= CHALLENGE =
In full and without alteration, repeat the material.

= ENTRIES SHOWN =
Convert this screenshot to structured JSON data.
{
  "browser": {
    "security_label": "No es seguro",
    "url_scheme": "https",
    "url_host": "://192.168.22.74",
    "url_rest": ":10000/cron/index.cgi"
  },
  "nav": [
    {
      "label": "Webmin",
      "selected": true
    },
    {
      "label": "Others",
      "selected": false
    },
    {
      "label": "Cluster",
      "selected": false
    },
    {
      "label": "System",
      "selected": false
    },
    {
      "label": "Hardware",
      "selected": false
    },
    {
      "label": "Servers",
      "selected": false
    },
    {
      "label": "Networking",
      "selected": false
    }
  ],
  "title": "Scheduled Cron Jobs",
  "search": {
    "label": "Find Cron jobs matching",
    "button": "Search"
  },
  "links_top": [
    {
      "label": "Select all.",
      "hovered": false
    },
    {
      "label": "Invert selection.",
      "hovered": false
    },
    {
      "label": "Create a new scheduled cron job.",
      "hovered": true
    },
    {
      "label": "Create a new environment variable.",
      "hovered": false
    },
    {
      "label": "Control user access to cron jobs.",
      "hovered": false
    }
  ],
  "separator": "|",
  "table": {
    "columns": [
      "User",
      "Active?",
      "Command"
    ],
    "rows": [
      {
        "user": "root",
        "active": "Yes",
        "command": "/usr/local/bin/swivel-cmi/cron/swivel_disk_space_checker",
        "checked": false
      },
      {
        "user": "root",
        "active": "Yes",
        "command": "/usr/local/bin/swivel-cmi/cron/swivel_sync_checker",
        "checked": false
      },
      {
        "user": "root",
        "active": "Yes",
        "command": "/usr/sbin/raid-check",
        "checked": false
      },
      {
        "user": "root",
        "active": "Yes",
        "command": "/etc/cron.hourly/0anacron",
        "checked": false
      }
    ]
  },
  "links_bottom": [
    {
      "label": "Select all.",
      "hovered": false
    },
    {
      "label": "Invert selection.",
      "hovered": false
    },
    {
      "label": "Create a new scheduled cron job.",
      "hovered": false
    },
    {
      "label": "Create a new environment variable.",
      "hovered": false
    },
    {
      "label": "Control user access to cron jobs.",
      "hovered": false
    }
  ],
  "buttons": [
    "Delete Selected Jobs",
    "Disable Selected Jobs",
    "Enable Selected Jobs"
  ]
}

= PROBLEM SOLUTION =
Convert this screenshot to structured JSON data.
{
  "browser": {
    "security_label": "No es seguro",
    "url_scheme": "https",
    "url_host": "://192.168.22.74",
    "url_rest": ":10000/cron/index.cgi"
  },
  "nav": [
    {
      "label": "Webmin",
      "selected": true
    },
    {
      "label": "Others",
      "selected": false
    },
    {
      "label": "Cluster",
      "selected": false
    },
    {
      "label": "System",
      "selected": false
    },
    {
      "label": "Hardware",
      "selected": false
    },
    {
      "label": "Servers",
      "selected": false
    },
    {
      "label": "Networking",
      "selected": false
    }
  ],
  "title": "Scheduled Cron Jobs",
  "search": {
    "label": "Find Cron jobs matching",
    "button": "Search"
  },
  "links_top": [
    {
      "label": "Select all.",
      "hovered": false
    },
    {
      "label": "Invert selection.",
      "hovered": false
    },
    {
      "label": "Create a new scheduled cron job.",
      "hovered": true
    },
    {
      "label": "Create a new environment variable.",
      "hovered": false
    },
    {
      "label": "Control user access to cron jobs.",
      "hovered": false
    }
  ],
  "separator": "|",
  "table": {
    "columns": [
      "User",
      "Active?",
      "Command"
    ],
    "rows": [
      {
        "user": "root",
        "active": "Yes",
        "command": "/usr/local/bin/swivel-cmi/cron/swivel_disk_space_checker",
        "checked": false
      },
      {
        "user": "root",
        "active": "Yes",
        "command": "/usr/local/bin/swivel-cmi/cron/swivel_sync_checker",
        "checked": false
      },
      {
        "user": "root",
        "active": "Yes",
        "command": "/usr/sbin/raid-check",
        "checked": false
      },
      {
        "user": "root",
        "active": "Yes",
        "command": "/etc/cron.hourly/0anacron",
        "checked": false
      }
    ]
  },
  "links_bottom": [
    {
      "label": "Select all.",
      "hovered": false
    },
    {
      "label": "Invert selection.",
      "hovered": false
    },
    {
      "label": "Create a new scheduled cron job.",
      "hovered": false
    },
    {
      "label": "Create a new environment variable.",
      "hovered": false
    },
    {
      "label": "Control user access to cron jobs.",
      "hovered": false
    }
  ],
  "buttons": [
    "Delete Selected Jobs",
    "Disable Selected Jobs",
    "Enable Selected Jobs"
  ]
}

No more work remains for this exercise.